§ **DIRECTIONS**
Each record is to be transcribed exactly.

>>>

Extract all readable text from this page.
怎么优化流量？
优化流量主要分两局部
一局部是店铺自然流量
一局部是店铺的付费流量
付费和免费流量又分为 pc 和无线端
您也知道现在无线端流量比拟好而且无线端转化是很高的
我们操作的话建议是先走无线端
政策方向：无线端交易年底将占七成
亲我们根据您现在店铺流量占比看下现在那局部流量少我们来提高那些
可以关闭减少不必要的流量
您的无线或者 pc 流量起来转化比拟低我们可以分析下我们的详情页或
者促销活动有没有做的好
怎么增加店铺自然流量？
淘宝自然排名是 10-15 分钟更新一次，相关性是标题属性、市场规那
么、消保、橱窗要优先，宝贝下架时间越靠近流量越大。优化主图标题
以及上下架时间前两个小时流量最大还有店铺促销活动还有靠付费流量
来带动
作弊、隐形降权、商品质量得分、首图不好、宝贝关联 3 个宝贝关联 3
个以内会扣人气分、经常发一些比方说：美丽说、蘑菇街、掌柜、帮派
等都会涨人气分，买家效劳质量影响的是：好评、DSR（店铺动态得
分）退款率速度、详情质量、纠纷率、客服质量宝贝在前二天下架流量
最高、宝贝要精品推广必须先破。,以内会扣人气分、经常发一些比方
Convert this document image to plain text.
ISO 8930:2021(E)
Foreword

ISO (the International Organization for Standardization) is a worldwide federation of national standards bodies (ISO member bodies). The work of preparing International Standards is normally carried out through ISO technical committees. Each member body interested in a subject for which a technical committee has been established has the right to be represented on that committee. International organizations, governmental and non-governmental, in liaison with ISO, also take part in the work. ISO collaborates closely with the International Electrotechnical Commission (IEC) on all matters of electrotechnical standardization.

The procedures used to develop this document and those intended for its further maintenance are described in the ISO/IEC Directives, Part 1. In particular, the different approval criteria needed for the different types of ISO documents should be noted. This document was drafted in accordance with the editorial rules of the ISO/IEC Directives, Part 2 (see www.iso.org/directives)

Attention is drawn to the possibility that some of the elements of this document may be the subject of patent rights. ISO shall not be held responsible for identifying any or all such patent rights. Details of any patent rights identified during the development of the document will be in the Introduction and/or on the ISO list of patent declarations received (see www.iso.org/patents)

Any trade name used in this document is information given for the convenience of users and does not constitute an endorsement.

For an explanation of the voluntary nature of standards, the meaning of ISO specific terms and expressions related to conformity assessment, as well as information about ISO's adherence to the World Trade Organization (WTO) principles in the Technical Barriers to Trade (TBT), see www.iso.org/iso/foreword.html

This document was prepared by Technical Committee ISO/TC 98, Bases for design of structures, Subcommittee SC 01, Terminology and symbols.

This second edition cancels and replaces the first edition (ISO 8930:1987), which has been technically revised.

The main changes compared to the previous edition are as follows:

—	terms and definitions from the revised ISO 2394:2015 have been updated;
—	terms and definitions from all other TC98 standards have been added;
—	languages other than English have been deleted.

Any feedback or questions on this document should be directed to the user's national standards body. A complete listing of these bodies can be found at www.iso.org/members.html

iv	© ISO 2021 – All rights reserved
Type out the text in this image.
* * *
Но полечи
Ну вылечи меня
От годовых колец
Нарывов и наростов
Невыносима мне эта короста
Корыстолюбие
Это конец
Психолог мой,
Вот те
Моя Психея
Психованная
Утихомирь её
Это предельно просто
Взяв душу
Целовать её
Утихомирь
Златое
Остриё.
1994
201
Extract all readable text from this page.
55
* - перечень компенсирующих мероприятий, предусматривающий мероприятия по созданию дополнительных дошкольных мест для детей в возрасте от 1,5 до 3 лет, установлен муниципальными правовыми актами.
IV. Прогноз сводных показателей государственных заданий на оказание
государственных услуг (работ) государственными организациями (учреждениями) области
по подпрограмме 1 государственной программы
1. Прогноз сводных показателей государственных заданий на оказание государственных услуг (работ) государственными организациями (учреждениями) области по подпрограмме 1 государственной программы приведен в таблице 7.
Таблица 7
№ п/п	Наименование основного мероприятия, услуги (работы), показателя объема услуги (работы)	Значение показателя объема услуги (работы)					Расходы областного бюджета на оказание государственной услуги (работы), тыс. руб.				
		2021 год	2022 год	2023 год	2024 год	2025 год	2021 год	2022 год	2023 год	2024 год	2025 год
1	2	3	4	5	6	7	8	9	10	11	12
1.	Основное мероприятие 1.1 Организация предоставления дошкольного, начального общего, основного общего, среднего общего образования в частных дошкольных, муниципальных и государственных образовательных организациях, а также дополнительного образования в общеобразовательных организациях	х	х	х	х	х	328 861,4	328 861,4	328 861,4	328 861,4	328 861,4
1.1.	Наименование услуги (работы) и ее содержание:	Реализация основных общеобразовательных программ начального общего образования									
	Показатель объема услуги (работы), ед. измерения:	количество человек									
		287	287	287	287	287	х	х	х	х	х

<<<

§ **OUTPUT FOR THIS TASK**
Extract all readable text from this page.
怎么优化流量？
优化流量主要分两局部
一局部是店铺自然流量
一局部是店铺的付费流量
付费和免费流量又分为 pc 和无线端
您也知道现在无线端流量比拟好而且无线端转化是很高的
我们操作的话建议是先走无线端
政策方向：无线端交易年底将占七成
亲我们根据您现在店铺流量占比看下现在那局部流量少我们来提高那些
可以关闭减少不必要的流量
您的无线或者 pc 流量起来转化比拟低我们可以分析下我们的详情页或
者促销活动有没有做的好
怎么增加店铺自然流量？
淘宝自然排名是 10-15 分钟更新一次，相关性是标题属性、市场规那
么、消保、橱窗要优先，宝贝下架时间越靠近流量越大。优化主图标题
以及上下架时间前两个小时流量最大还有店铺促销活动还有靠付费流量
来带动
作弊、隐形降权、商品质量得分、首图不好、宝贝关联 3 个宝贝关联 3
个以内会扣人气分、经常发一些比方说：美丽说、蘑菇街、掌柜、帮派
等都会涨人气分，买家效劳质量影响的是：好评、DSR（店铺动态得
分）退款率速度、详情质量、纠纷率、客服质量宝贝在前二天下架流量
最高、宝贝要精品推广必须先破。,以内会扣人气分、经常发一些比方
Convert this document image to plain text.
ISO 8930:2021(E)
Foreword

ISO (the International Organization for Standardization) is a worldwide federation of national standards bodies (ISO member bodies). The work of preparing International Standards is normally carried out through ISO technical committees. Each member body interested in a subject for which a technical committee has been established has the right to be represented on that committee. International organizations, governmental and non-governmental, in liaison with ISO, also take part in the work. ISO collaborates closely with the International Electrotechnical Commission (IEC) on all matters of electrotechnical standardization.

The procedures used to develop this document and those intended for its further maintenance are described in the ISO/IEC Directives, Part 1. In particular, the different approval criteria needed for the different types of ISO documents should be noted. This document was drafted in accordance with the editorial rules of the ISO/IEC Directives, Part 2 (see www.iso.org/directives)

Attention is drawn to the possibility that some of the elements of this document may be the subject of patent rights. ISO shall not be held responsible for identifying any or all such patent rights. Details of any patent rights identified during the development of the document will be in the Introduction and/or on the ISO list of patent declarations received (see www.iso.org/patents)

Any trade name used in this document is information given for the convenience of users and does not constitute an endorsement.

For an explanation of the voluntary nature of standards, the meaning of ISO specific terms and expressions related to conformity assessment, as well as information about ISO's adherence to the World Trade Organization (WTO) principles in the Technical Barriers to Trade (TBT), see www.iso.org/iso/foreword.html

This document was prepared by Technical Committee ISO/TC 98, Bases for design of structures, Subcommittee SC 01, Terminology and symbols.

This second edition cancels and replaces the first edition (ISO 8930:1987), which has been technically revised.

The main changes compared to the previous edition are as follows:

—	terms and definitions from the revised ISO 2394:2015 have been updated;
—	terms and definitions from all other TC98 standards have been added;
—	languages other than English have been deleted.

Any feedback or questions on this document should be directed to the user's national standards body. A complete listing of these bodies can be found at www.iso.org/members.html

iv	© ISO 2021 – All rights reserved
Type out the text in this image.
* * *
Но полечи
Ну вылечи меня
От годовых колец
Нарывов и наростов
Невыносима мне эта короста
Корыстолюбие
Это конец
Психолог мой,
Вот те
Моя Психея
Психованная
Утихомирь её
Это предельно просто
Взяв душу
Целовать её
Утихомирь
Златое
Остриё.
1994
201
Extract all readable text from this page.
55
* - перечень компенсирующих мероприятий, предусматривающий мероприятия по созданию дополнительных дошкольных мест для детей в возрасте от 1,5 до 3 лет, установлен муниципальными правовыми актами.
IV. Прогноз сводных показателей государственных заданий на оказание
государственных услуг (работ) государственными организациями (учреждениями) области
по подпрограмме 1 государственной программы
1. Прогноз сводных показателей государственных заданий на оказание государственных услуг (работ) государственными организациями (учреждениями) области по подпрограмме 1 государственной программы приведен в таблице 7.
Таблица 7
№ п/п	Наименование основного мероприятия, услуги (работы), показателя объема услуги (работы)	Значение показателя объема услуги (работы)					Расходы областного бюджета на оказание государственной услуги (работы), тыс. руб.				
		2021 год	2022 год	2023 год	2024 год	2025 год	2021 год	2022 год	2023 год	2024 год	2025 год
1	2	3	4	5	6	7	8	9	10	11	12
1.	Основное мероприятие 1.1 Организация предоставления дошкольного, начального общего, основного общего, среднего общего образования в частных дошкольных, муниципальных и государственных образовательных организациях, а также дополнительного образования в общеобразовательных организациях	х	х	х	х	х	328 861,4	328 861,4	328 861,4	328 861,4	328 861,4
1.1.	Наименование услуги (работы) и ее содержание:	Реализация основных общеобразовательных программ начального общего образования									
	Показатель объема услуги (работы), ед. измерения:	количество человек									
		287	287	287	287	287	х	х	х	х	х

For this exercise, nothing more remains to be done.